------ RECORDS TO PROCESS ------
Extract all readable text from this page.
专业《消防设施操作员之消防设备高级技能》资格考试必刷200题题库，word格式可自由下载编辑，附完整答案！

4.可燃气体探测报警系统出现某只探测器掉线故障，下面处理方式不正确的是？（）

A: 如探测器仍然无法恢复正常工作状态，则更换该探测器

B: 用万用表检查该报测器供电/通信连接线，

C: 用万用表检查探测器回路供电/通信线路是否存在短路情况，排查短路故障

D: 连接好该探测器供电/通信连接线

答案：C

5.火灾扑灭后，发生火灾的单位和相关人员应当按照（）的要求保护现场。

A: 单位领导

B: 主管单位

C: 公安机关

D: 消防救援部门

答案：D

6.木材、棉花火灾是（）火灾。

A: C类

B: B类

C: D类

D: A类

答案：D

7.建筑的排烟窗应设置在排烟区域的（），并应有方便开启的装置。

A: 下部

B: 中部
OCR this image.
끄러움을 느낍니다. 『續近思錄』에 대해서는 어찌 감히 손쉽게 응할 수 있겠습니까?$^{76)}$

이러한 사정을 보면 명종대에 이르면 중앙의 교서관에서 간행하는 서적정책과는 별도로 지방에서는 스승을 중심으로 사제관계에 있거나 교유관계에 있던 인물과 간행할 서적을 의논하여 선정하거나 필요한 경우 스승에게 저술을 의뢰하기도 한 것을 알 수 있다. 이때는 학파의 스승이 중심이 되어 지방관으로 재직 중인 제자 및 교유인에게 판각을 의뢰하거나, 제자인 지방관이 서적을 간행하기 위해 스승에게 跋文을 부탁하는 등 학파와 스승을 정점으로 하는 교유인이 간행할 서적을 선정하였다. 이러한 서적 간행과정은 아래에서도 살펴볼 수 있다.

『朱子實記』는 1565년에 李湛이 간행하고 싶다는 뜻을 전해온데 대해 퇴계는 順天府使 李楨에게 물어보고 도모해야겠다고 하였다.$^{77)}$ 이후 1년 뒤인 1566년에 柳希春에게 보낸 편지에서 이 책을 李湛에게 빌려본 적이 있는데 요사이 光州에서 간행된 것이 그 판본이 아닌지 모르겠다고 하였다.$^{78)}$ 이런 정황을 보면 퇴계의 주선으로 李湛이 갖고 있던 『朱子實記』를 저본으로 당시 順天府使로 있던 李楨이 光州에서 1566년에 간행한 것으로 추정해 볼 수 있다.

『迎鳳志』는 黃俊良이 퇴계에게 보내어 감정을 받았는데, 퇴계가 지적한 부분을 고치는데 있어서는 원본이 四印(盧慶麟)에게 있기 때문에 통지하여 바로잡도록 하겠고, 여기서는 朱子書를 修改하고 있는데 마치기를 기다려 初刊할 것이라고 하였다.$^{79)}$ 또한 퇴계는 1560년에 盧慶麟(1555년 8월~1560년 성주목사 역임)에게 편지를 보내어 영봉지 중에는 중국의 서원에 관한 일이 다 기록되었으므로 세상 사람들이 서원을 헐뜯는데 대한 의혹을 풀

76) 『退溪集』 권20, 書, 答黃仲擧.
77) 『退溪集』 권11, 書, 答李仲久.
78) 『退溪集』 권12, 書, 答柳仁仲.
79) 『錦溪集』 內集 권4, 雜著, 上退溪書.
------
TO DO => Copy out all of the records shown above exactly.

CORRECT ANSWER =>
Extract all readable text from this page.
专业《消防设施操作员之消防设备高级技能》资格考试必刷200题题库，word格式可自由下载编辑，附完整答案！

4.可燃气体探测报警系统出现某只探测器掉线故障，下面处理方式不正确的是？（）

A: 如探测器仍然无法恢复正常工作状态，则更换该探测器

B: 用万用表检查该报测器供电/通信连接线，

C: 用万用表检查探测器回路供电/通信线路是否存在短路情况，排查短路故障

D: 连接好该探测器供电/通信连接线

答案：C

5.火灾扑灭后，发生火灾的单位和相关人员应当按照（）的要求保护现场。

A: 单位领导

B: 主管单位

C: 公安机关

D: 消防救援部门

答案：D

6.木材、棉花火灾是（）火灾。

A: C类

B: B类

C: D类

D: A类

答案：D

7.建筑的排烟窗应设置在排烟区域的（），并应有方便开启的装置。

A: 下部

B: 中部
OCR this image.
끄러움을 느낍니다. 『續近思錄』에 대해서는 어찌 감히 손쉽게 응할 수 있겠습니까?$^{76)}$

이러한 사정을 보면 명종대에 이르면 중앙의 교서관에서 간행하는 서적정책과는 별도로 지방에서는 스승을 중심으로 사제관계에 있거나 교유관계에 있던 인물과 간행할 서적을 의논하여 선정하거나 필요한 경우 스승에게 저술을 의뢰하기도 한 것을 알 수 있다. 이때는 학파의 스승이 중심이 되어 지방관으로 재직 중인 제자 및 교유인에게 판각을 의뢰하거나, 제자인 지방관이 서적을 간행하기 위해 스승에게 跋文을 부탁하는 등 학파와 스승을 정점으로 하는 교유인이 간행할 서적을 선정하였다. 이러한 서적 간행과정은 아래에서도 살펴볼 수 있다.

『朱子實記』는 1565년에 李湛이 간행하고 싶다는 뜻을 전해온데 대해 퇴계는 順天府使 李楨에게 물어보고 도모해야겠다고 하였다.$^{77)}$ 이후 1년 뒤인 1566년에 柳希春에게 보낸 편지에서 이 책을 李湛에게 빌려본 적이 있는데 요사이 光州에서 간행된 것이 그 판본이 아닌지 모르겠다고 하였다.$^{78)}$ 이런 정황을 보면 퇴계의 주선으로 李湛이 갖고 있던 『朱子實記』를 저본으로 당시 順天府使로 있던 李楨이 光州에서 1566년에 간행한 것으로 추정해 볼 수 있다.

『迎鳳志』는 黃俊良이 퇴계에게 보내어 감정을 받았는데, 퇴계가 지적한 부분을 고치는데 있어서는 원본이 四印(盧慶麟)에게 있기 때문에 통지하여 바로잡도록 하겠고, 여기서는 朱子書를 修改하고 있는데 마치기를 기다려 初刊할 것이라고 하였다.$^{79)}$ 또한 퇴계는 1560년에 盧慶麟(1555년 8월~1560년 성주목사 역임)에게 편지를 보내어 영봉지 중에는 중국의 서원에 관한 일이 다 기록되었으므로 세상 사람들이 서원을 헐뜯는데 대한 의혹을 풀

76) 『退溪集』 권20, 書, 答黃仲擧.
77) 『退溪集』 권11, 書, 答李仲久.
78) 『退溪集』 권12, 書, 答柳仁仲.
79) 『錦溪集』 內集 권4, 雜著, 上退溪書.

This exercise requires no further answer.